EXERCISE >>
Write out each line from the data below that includes the word "curriculum".

INFORMATION SUPPLIED >>
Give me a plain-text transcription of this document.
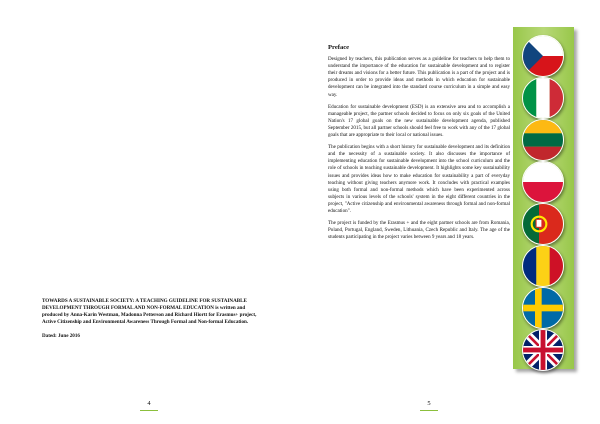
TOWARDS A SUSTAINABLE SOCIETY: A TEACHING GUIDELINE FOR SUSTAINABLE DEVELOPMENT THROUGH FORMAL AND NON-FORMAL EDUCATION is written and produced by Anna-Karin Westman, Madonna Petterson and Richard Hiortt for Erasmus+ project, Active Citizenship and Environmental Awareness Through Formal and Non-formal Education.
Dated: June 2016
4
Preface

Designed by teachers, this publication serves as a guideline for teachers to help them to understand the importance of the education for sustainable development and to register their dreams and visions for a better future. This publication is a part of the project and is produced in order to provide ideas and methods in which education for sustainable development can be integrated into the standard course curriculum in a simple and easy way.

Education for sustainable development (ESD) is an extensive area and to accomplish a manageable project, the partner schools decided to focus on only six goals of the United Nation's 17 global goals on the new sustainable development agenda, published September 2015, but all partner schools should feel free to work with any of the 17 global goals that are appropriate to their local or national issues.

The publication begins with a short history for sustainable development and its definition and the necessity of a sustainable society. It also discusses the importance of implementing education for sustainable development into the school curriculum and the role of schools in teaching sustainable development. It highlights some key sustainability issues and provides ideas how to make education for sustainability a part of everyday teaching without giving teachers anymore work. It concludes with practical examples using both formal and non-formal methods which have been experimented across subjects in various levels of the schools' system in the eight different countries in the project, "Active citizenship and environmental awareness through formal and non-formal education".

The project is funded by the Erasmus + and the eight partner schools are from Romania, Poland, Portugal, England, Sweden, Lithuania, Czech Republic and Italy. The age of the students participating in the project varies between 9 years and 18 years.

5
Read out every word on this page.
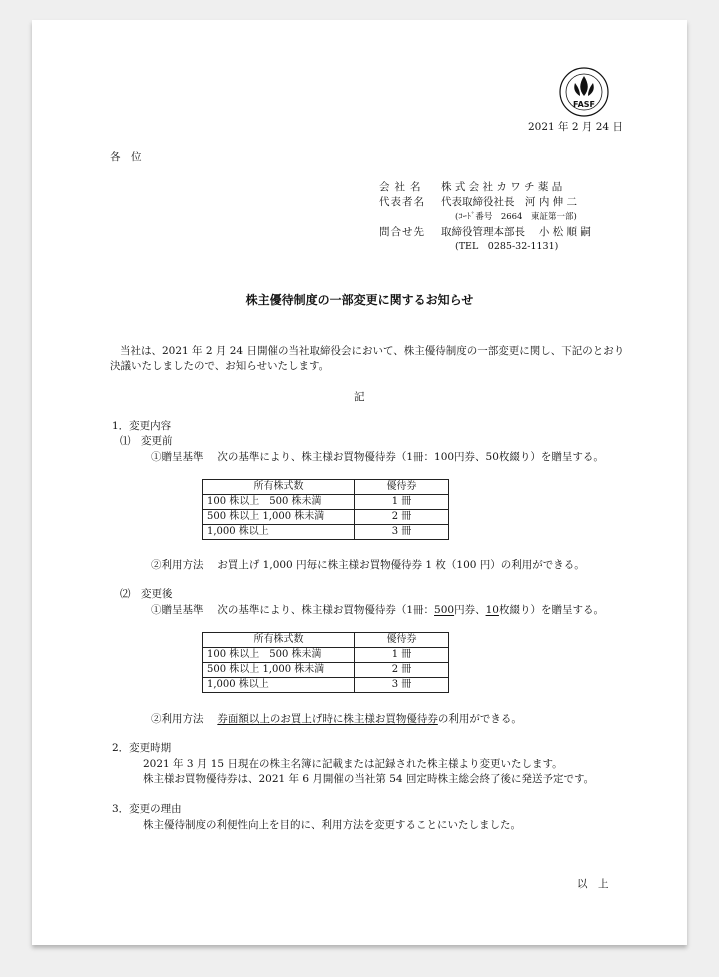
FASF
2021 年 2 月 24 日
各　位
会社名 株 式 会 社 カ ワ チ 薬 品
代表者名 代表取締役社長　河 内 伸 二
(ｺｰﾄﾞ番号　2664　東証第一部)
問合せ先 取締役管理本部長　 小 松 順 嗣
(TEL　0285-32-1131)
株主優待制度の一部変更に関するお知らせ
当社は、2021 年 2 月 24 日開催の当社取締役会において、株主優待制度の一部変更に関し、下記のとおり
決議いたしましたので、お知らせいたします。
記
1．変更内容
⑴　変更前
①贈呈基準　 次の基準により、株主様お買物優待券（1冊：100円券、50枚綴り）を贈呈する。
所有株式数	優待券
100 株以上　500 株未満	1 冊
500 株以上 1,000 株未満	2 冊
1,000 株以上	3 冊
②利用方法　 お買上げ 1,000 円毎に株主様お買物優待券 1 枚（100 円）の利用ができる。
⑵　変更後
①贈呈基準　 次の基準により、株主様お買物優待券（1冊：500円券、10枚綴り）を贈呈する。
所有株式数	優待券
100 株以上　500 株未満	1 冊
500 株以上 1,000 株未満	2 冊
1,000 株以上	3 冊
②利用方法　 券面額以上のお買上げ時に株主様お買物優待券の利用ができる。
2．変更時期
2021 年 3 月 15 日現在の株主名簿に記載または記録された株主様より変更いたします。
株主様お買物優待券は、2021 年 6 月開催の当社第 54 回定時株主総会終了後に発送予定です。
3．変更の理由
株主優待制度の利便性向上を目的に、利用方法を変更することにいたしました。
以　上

RESPONSE >>
Designed by teachers, this publication serves as a guideline for teachers to help them to understand the importance of the education for sustainable development and to register their dreams and visions for a better future. This publication is a part of the project and is produced in order to provide ideas and methods in which education for sustainable development can be integrated into the standard course curriculum in a simple and easy way.
The publication begins with a short history for sustainable development and its definition and the necessity of a sustainable society. It also discusses the importance of implementing education for sustainable development into the school curriculum and the role of schools in teaching sustainable development. It highlights some key sustainability issues and provides ideas how to make education for sustainability a part of everyday teaching without giving teachers anymore work. It concludes with practical examples using both formal and non-formal methods which have been experimented across subjects in various levels of the schools' system in the eight different countries in the project, "Active citizenship and environmental awareness through formal and non-formal education".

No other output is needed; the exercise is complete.